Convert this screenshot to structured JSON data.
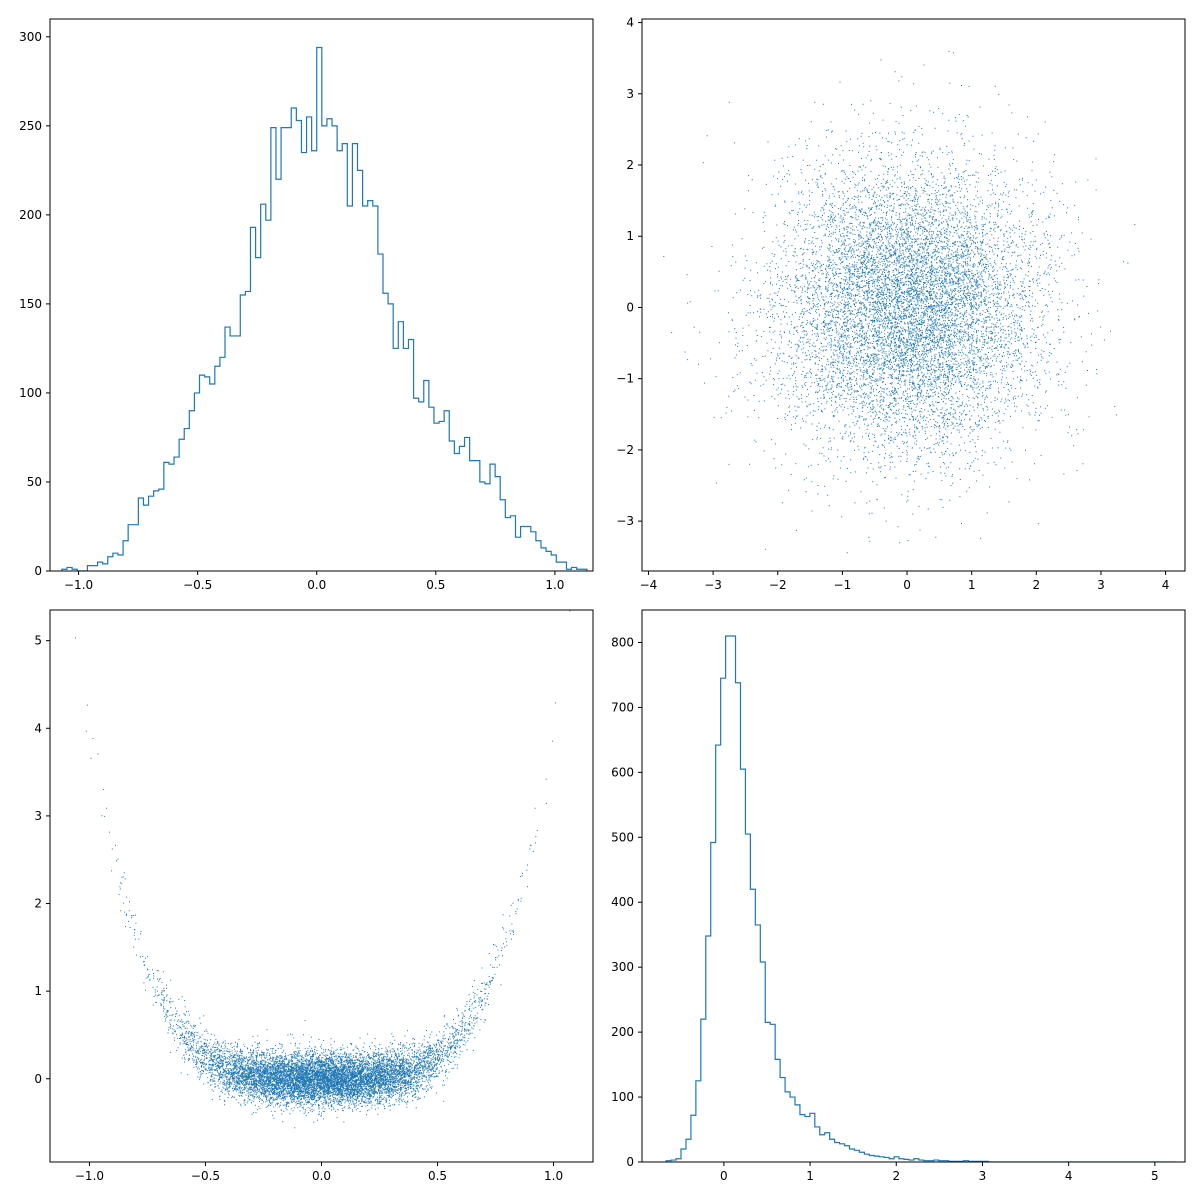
{
  "chart_data": [
    {
      "type": "histogram",
      "position": "top-left",
      "style": "step",
      "color": "#1f77b4",
      "xlim": [
        -1.12,
        1.16
      ],
      "ylim": [
        0,
        310
      ],
      "xticks": [
        -1.0,
        -0.5,
        0.0,
        0.5,
        1.0
      ],
      "xtick_labels": [
        "−1.0",
        "−0.5",
        "0.0",
        "0.5",
        "1.0"
      ],
      "yticks": [
        0,
        50,
        100,
        150,
        200,
        250,
        300
      ],
      "ytick_labels": [
        "0",
        "50",
        "100",
        "150",
        "200",
        "250",
        "300"
      ],
      "bin_start": -1.07,
      "bin_width": 0.0214,
      "counts": [
        1,
        2,
        1,
        0,
        0,
        3,
        3,
        5,
        4,
        8,
        10,
        9,
        17,
        26,
        26,
        41,
        37,
        42,
        45,
        46,
        61,
        60,
        64,
        74,
        80,
        90,
        100,
        110,
        109,
        105,
        115,
        120,
        137,
        132,
        132,
        155,
        157,
        193,
        176,
        206,
        197,
        249,
        220,
        249,
        249,
        260,
        253,
        235,
        255,
        236,
        294,
        250,
        254,
        250,
        236,
        240,
        205,
        240,
        225,
        205,
        208,
        205,
        178,
        156,
        150,
        125,
        140,
        125,
        130,
        97,
        95,
        107,
        92,
        83,
        84,
        90,
        73,
        66,
        70,
        75,
        62,
        62,
        50,
        49,
        60,
        53,
        40,
        30,
        31,
        19,
        25,
        25,
        22,
        17,
        13,
        11,
        9,
        5,
        5,
        1,
        2,
        1,
        1
      ]
    },
    {
      "type": "scatter",
      "position": "top-right",
      "marker": "pixel",
      "color": "#1f77b4",
      "distribution": "2D standard normal, about 10000 points",
      "n_points": 10000,
      "x_mean": 0,
      "x_std": 1,
      "y_mean": 0,
      "y_std": 1,
      "xlim": [
        -4.1,
        4.3
      ],
      "ylim": [
        -3.7,
        4.05
      ],
      "xticks": [
        -4,
        -3,
        -2,
        -1,
        0,
        1,
        2,
        3,
        4
      ],
      "xtick_labels": [
        "−4",
        "−3",
        "−2",
        "−1",
        "0",
        "1",
        "2",
        "3",
        "4"
      ],
      "yticks": [
        -3,
        -2,
        -1,
        0,
        1,
        2,
        3,
        4
      ],
      "ytick_labels": [
        "−3",
        "−2",
        "−1",
        "0",
        "1",
        "2",
        "3",
        "4"
      ]
    },
    {
      "type": "scatter",
      "position": "bottom-left",
      "marker": "pixel",
      "color": "#1f77b4",
      "distribution": "x uniform-like on [-1.1, 1.1], y = 4·x^4 + noise(std 0.15)",
      "n_points": 10000,
      "xlim": [
        -1.17,
        1.17
      ],
      "ylim": [
        -0.95,
        5.35
      ],
      "xticks": [
        -1.0,
        -0.5,
        0.0,
        0.5,
        1.0
      ],
      "xtick_labels": [
        "−1.0",
        "−0.5",
        "0.0",
        "0.5",
        "1.0"
      ],
      "yticks": [
        0,
        1,
        2,
        3,
        4,
        5
      ],
      "ytick_labels": [
        "0",
        "1",
        "2",
        "3",
        "4",
        "5"
      ]
    },
    {
      "type": "histogram",
      "position": "bottom-right",
      "style": "step",
      "color": "#1f77b4",
      "xlim": [
        -0.95,
        5.35
      ],
      "ylim": [
        0,
        850
      ],
      "xticks": [
        0,
        1,
        2,
        3,
        4,
        5
      ],
      "xtick_labels": [
        "0",
        "1",
        "2",
        "3",
        "4",
        "5"
      ],
      "yticks": [
        0,
        100,
        200,
        300,
        400,
        500,
        600,
        700,
        800
      ],
      "ytick_labels": [
        "0",
        "100",
        "200",
        "300",
        "400",
        "500",
        "600",
        "700",
        "800"
      ],
      "bin_start": -0.67,
      "bin_width": 0.0575,
      "counts": [
        2,
        3,
        5,
        20,
        35,
        72,
        125,
        220,
        348,
        492,
        642,
        745,
        810,
        810,
        738,
        605,
        505,
        420,
        365,
        308,
        215,
        212,
        158,
        130,
        108,
        100,
        88,
        73,
        70,
        75,
        54,
        42,
        45,
        35,
        30,
        28,
        25,
        20,
        18,
        15,
        12,
        10,
        9,
        8,
        7,
        5,
        8,
        5,
        4,
        3,
        5,
        3,
        2,
        2,
        3,
        2,
        2,
        1,
        1,
        1,
        2,
        1,
        1,
        1,
        1,
        0,
        0,
        0,
        0,
        0,
        0,
        0,
        0,
        0,
        0,
        0,
        0,
        0,
        0,
        0,
        0,
        0,
        0,
        0,
        0,
        0,
        0,
        0,
        0,
        0,
        0,
        0,
        0,
        0,
        0,
        0,
        0,
        0,
        0,
        0,
        0,
        0,
        0
      ]
    }
  ]
}
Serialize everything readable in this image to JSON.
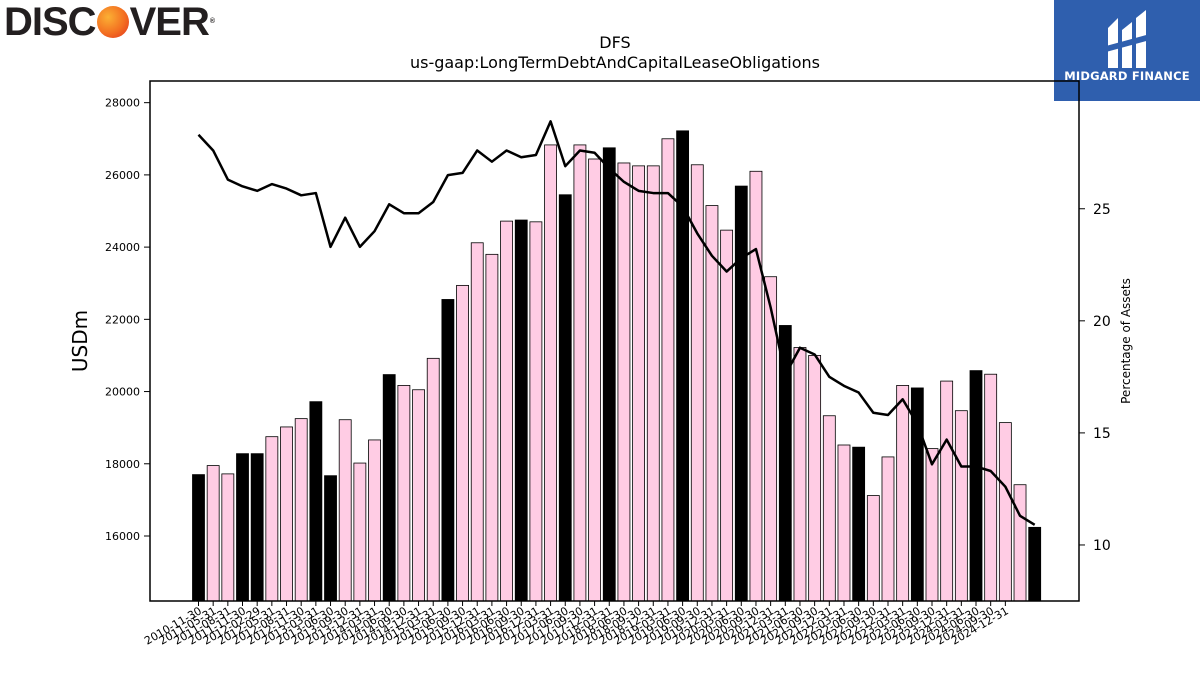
{
  "brand": {
    "left": "DISC",
    "right": "VER",
    "reg": "®"
  },
  "watermark": {
    "name": "MIDGARD FINANCE"
  },
  "chart_data": {
    "type": "bar",
    "title": "DFS",
    "subtitle": "us-gaap:LongTermDebtAndCapitalLeaseObligations",
    "ylabel": "USDm",
    "y2label": "Percentage of Assets",
    "ylim": [
      14200,
      28600
    ],
    "y2lim": [
      7.5,
      30.7
    ],
    "yticks": [
      16000,
      18000,
      20000,
      22000,
      24000,
      26000,
      28000
    ],
    "y2ticks": [
      10,
      15,
      20,
      25
    ],
    "categories": [
      "2010-11-30",
      "2011-05-31",
      "2011-08-31",
      "2011-11-30",
      "2012-02-29",
      "2012-05-31",
      "2012-08-31",
      "2012-11-30",
      "2013-03-31",
      "2013-06-30",
      "2013-09-30",
      "2013-12-31",
      "2014-03-31",
      "2014-06-30",
      "2014-09-30",
      "2014-12-31",
      "2015-03-31",
      "2015-06-30",
      "2015-09-30",
      "2015-12-31",
      "2016-03-31",
      "2016-06-30",
      "2016-09-30",
      "2016-12-31",
      "2017-03-31",
      "2017-06-30",
      "2017-09-30",
      "2017-12-31",
      "2018-03-31",
      "2018-06-30",
      "2018-09-30",
      "2018-12-31",
      "2019-03-31",
      "2019-06-30",
      "2019-09-30",
      "2019-12-31",
      "2020-03-31",
      "2020-06-30",
      "2020-09-30",
      "2020-12-31",
      "2021-03-31",
      "2021-06-30",
      "2021-09-30",
      "2021-12-31",
      "2022-03-31",
      "2022-06-30",
      "2022-09-30",
      "2022-12-31",
      "2023-03-31",
      "2023-06-30",
      "2023-09-30",
      "2023-12-31",
      "2024-03-31",
      "2024-06-30",
      "2024-09-30",
      "2024-12-31"
    ],
    "tick_labels": [
      "2010-11-30",
      "2011-05-31",
      "2011-08-31",
      "2011-11-30",
      "2012-02-29",
      "2012-05-31",
      "2012-08-31",
      "2012-11-30",
      "2013-03-31",
      "2013-06-30",
      "2013-09-30",
      "2013-12-31",
      "2014-03-31",
      "2014-06-30",
      "2014-09-30",
      "2014-12-31",
      "2015-03-31",
      "2015-06-30",
      "2015-09-30",
      "2015-12-31",
      "2016-03-31",
      "2016-06-30",
      "2016-09-30",
      "2016-12-31",
      "2017-03-31",
      "2017-06-30",
      "2017-09-30",
      "2017-12-31",
      "2018-03-31",
      "2018-06-30",
      "2018-09-30",
      "2018-12-31",
      "2019-03-31",
      "2019-06-30",
      "2019-09-30",
      "2019-12-31",
      "2020-03-31",
      "2020-06-30",
      "2020-09-30",
      "2020-12-31",
      "2021-03-31",
      "2021-06-30",
      "2021-09-30",
      "2021-12-31",
      "2022-03-31",
      "2022-06-30",
      "2022-09-30",
      "2022-12-31",
      "2023-03-31",
      "2023-06-30",
      "2023-09-30",
      "2023-12-31",
      "2024-03-31",
      "2024-06-30",
      "2024-09-30",
      "2024-12-31"
    ],
    "values": [
      17700,
      17950,
      17720,
      18280,
      18280,
      18750,
      19020,
      19250,
      19720,
      17670,
      19220,
      18020,
      18660,
      20470,
      20170,
      20050,
      20920,
      22550,
      22940,
      24120,
      23800,
      24720,
      24750,
      24700,
      26830,
      25450,
      26830,
      26440,
      26750,
      26330,
      26250,
      26250,
      27000,
      27220,
      26280,
      25150,
      24470,
      25690,
      26100,
      23180,
      21830,
      21220,
      21000,
      19330,
      18520,
      18460,
      17120,
      18190,
      20170,
      20100,
      18420,
      20290,
      19470,
      20580,
      20480,
      19140
    ],
    "extra_values": [
      17420,
      16240
    ],
    "highlight": [
      0,
      3,
      4,
      8,
      9,
      13,
      17,
      22,
      25,
      28,
      33,
      37,
      40,
      45,
      49,
      53,
      57
    ],
    "pct_assets": [
      28.3,
      27.6,
      26.3,
      26.0,
      25.8,
      26.1,
      25.9,
      25.6,
      25.7,
      23.3,
      24.6,
      23.3,
      24.0,
      25.2,
      24.8,
      24.8,
      25.3,
      26.5,
      26.6,
      27.6,
      27.1,
      27.6,
      27.3,
      27.4,
      28.9,
      26.9,
      27.6,
      27.5,
      26.8,
      26.2,
      25.8,
      25.7,
      25.7,
      25.1,
      23.9,
      22.9,
      22.2,
      22.8,
      23.2,
      20.6,
      17.6,
      18.8,
      18.5,
      17.5,
      17.1,
      16.8,
      15.9,
      15.8,
      16.5,
      15.4,
      13.6,
      14.7,
      13.5,
      13.5,
      13.3,
      12.6,
      11.3,
      10.9
    ],
    "colors": {
      "bar_fill": "#ffcce4",
      "bar_highlight": "#000000",
      "bar_edge": "#000000",
      "line": "#000000"
    },
    "grid": false,
    "legend": "none"
  }
}
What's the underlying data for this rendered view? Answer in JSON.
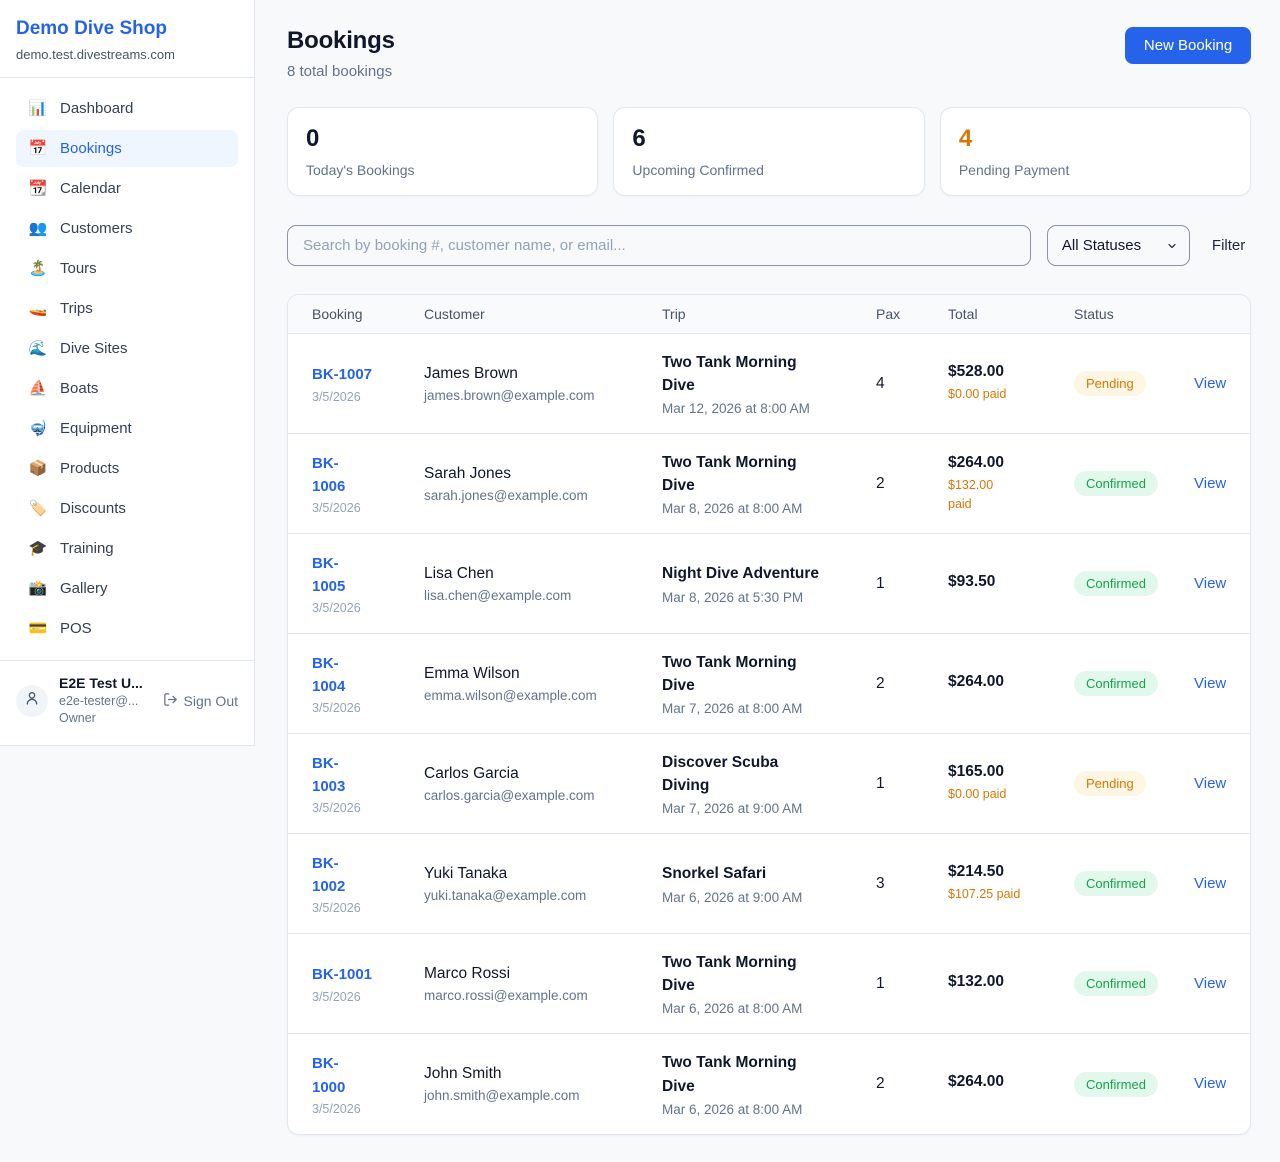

_What you are asked to do_
Give only the number of lines in the preceding material that contain the string "bottom".

_Task response_
2